- _PROBLEM STATEMENT_
Copy the records that follow exactly as written, but not their pictures.

- _DATA EXCERPTS_
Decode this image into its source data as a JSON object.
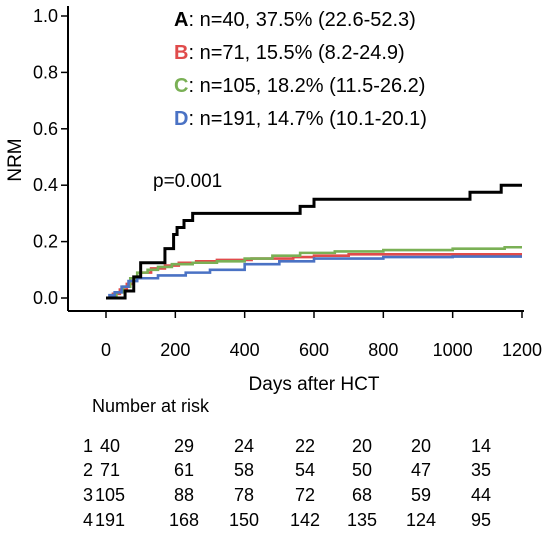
{
  "chart_data": {
    "type": "line",
    "step": true,
    "ylabel": "NRM",
    "xlabel": "Days after HCT",
    "xlim": [
      0,
      1200
    ],
    "ylim": [
      0,
      1.0
    ],
    "xticks": [
      "0",
      "200",
      "400",
      "600",
      "800",
      "1000",
      "1200"
    ],
    "yticks": [
      "0.0",
      "0.2",
      "0.4",
      "0.6",
      "0.8",
      "1.0"
    ],
    "grid": false,
    "legend_position": "top-right",
    "annotation": "p=0.001",
    "series": [
      {
        "name": "A",
        "legend_text": ": n=40, 37.5% (22.6-52.3)",
        "color": "#000000",
        "x": [
          0,
          30,
          55,
          80,
          100,
          150,
          170,
          195,
          205,
          225,
          250,
          275,
          290,
          560,
          600,
          1050,
          1100,
          1140,
          1200
        ],
        "y": [
          0,
          0,
          0.025,
          0.075,
          0.125,
          0.125,
          0.175,
          0.225,
          0.25,
          0.275,
          0.3,
          0.3,
          0.3,
          0.325,
          0.35,
          0.375,
          0.375,
          0.4,
          0.4
        ]
      },
      {
        "name": "B",
        "legend_text": ": n=71, 15.5% (8.2-24.9)",
        "color": "#e04b4b",
        "x": [
          0,
          20,
          40,
          60,
          80,
          100,
          130,
          170,
          210,
          260,
          320,
          420,
          540,
          600,
          700,
          1200
        ],
        "y": [
          0,
          0.015,
          0.03,
          0.05,
          0.075,
          0.09,
          0.105,
          0.115,
          0.125,
          0.13,
          0.135,
          0.14,
          0.145,
          0.15,
          0.155,
          0.155
        ]
      },
      {
        "name": "C",
        "legend_text": ": n=105, 18.2% (11.5-26.2)",
        "color": "#7ab055",
        "x": [
          0,
          15,
          30,
          50,
          70,
          90,
          120,
          150,
          190,
          250,
          320,
          400,
          480,
          560,
          660,
          800,
          1000,
          1150,
          1200
        ],
        "y": [
          0,
          0.01,
          0.02,
          0.04,
          0.07,
          0.09,
          0.1,
          0.11,
          0.12,
          0.125,
          0.13,
          0.14,
          0.15,
          0.16,
          0.165,
          0.17,
          0.175,
          0.18,
          0.18
        ]
      },
      {
        "name": "D",
        "legend_text": ": n=191, 14.7% (10.1-20.1)",
        "color": "#4a72c4",
        "x": [
          0,
          10,
          25,
          45,
          65,
          90,
          150,
          230,
          300,
          400,
          500,
          600,
          800,
          1000,
          1200
        ],
        "y": [
          0,
          0.01,
          0.02,
          0.04,
          0.06,
          0.07,
          0.08,
          0.09,
          0.1,
          0.12,
          0.13,
          0.14,
          0.145,
          0.147,
          0.147
        ]
      }
    ]
  },
  "risk_table": {
    "title": "Number at risk",
    "rows": [
      {
        "group": "1",
        "values": [
          "40",
          "29",
          "24",
          "22",
          "20",
          "20",
          "14"
        ]
      },
      {
        "group": "2",
        "values": [
          "71",
          "61",
          "58",
          "54",
          "50",
          "47",
          "35"
        ]
      },
      {
        "group": "3",
        "values": [
          "105",
          "88",
          "78",
          "72",
          "68",
          "59",
          "44"
        ]
      },
      {
        "group": "4",
        "values": [
          "191",
          "168",
          "150",
          "142",
          "135",
          "124",
          "95"
        ]
      }
    ]
  }
}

- _TASK RESULT_
Decode this image into its source data as a JSON object.
{
  "chart_data": {
    "type": "line",
    "step": true,
    "ylabel": "NRM",
    "xlabel": "Days after HCT",
    "xlim": [
      0,
      1200
    ],
    "ylim": [
      0,
      1.0
    ],
    "xticks": [
      "0",
      "200",
      "400",
      "600",
      "800",
      "1000",
      "1200"
    ],
    "yticks": [
      "0.0",
      "0.2",
      "0.4",
      "0.6",
      "0.8",
      "1.0"
    ],
    "grid": false,
    "legend_position": "top-right",
    "annotation": "p=0.001",
    "series": [
      {
        "name": "A",
        "legend_text": ": n=40, 37.5% (22.6-52.3)",
        "color": "#000000",
        "x": [
          0,
          30,
          55,
          80,
          100,
          150,
          170,
          195,
          205,
          225,
          250,
          275,
          290,
          560,
          600,
          1050,
          1100,
          1140,
          1200
        ],
        "y": [
          0,
          0,
          0.025,
          0.075,
          0.125,
          0.125,
          0.175,
          0.225,
          0.25,
          0.275,
          0.3,
          0.3,
          0.3,
          0.325,
          0.35,
          0.375,
          0.375,
          0.4,
          0.4
        ]
      },
      {
        "name": "B",
        "legend_text": ": n=71, 15.5% (8.2-24.9)",
        "color": "#e04b4b",
        "x": [
          0,
          20,
          40,
          60,
          80,
          100,
          130,
          170,
          210,
          260,
          320,
          420,
          540,
          600,
          700,
          1200
        ],
        "y": [
          0,
          0.015,
          0.03,
          0.05,
          0.075,
          0.09,
          0.105,
          0.115,
          0.125,
          0.13,
          0.135,
          0.14,
          0.145,
          0.15,
          0.155,
          0.155
        ]
      },
      {
        "name": "C",
        "legend_text": ": n=105, 18.2% (11.5-26.2)",
        "color": "#7ab055",
        "x": [
          0,
          15,
          30,
          50,
          70,
          90,
          120,
          150,
          190,
          250,
          320,
          400,
          480,
          560,
          660,
          800,
          1000,
          1150,
          1200
        ],
        "y": [
          0,
          0.01,
          0.02,
          0.04,
          0.07,
          0.09,
          0.1,
          0.11,
          0.12,
          0.125,
          0.13,
          0.14,
          0.15,
          0.16,
          0.165,
          0.17,
          0.175,
          0.18,
          0.18
        ]
      },
      {
        "name": "D",
        "legend_text": ": n=191, 14.7% (10.1-20.1)",
        "color": "#4a72c4",
        "x": [
          0,
          10,
          25,
          45,
          65,
          90,
          150,
          230,
          300,
          400,
          500,
          600,
          800,
          1000,
          1200
        ],
        "y": [
          0,
          0.01,
          0.02,
          0.04,
          0.06,
          0.07,
          0.08,
          0.09,
          0.1,
          0.12,
          0.13,
          0.14,
          0.145,
          0.147,
          0.147
        ]
      }
    ]
  },
  "risk_table": {
    "title": "Number at risk",
    "rows": [
      {
        "group": "1",
        "values": [
          "40",
          "29",
          "24",
          "22",
          "20",
          "20",
          "14"
        ]
      },
      {
        "group": "2",
        "values": [
          "71",
          "61",
          "58",
          "54",
          "50",
          "47",
          "35"
        ]
      },
      {
        "group": "3",
        "values": [
          "105",
          "88",
          "78",
          "72",
          "68",
          "59",
          "44"
        ]
      },
      {
        "group": "4",
        "values": [
          "191",
          "168",
          "150",
          "142",
          "135",
          "124",
          "95"
        ]
      }
    ]
  }
}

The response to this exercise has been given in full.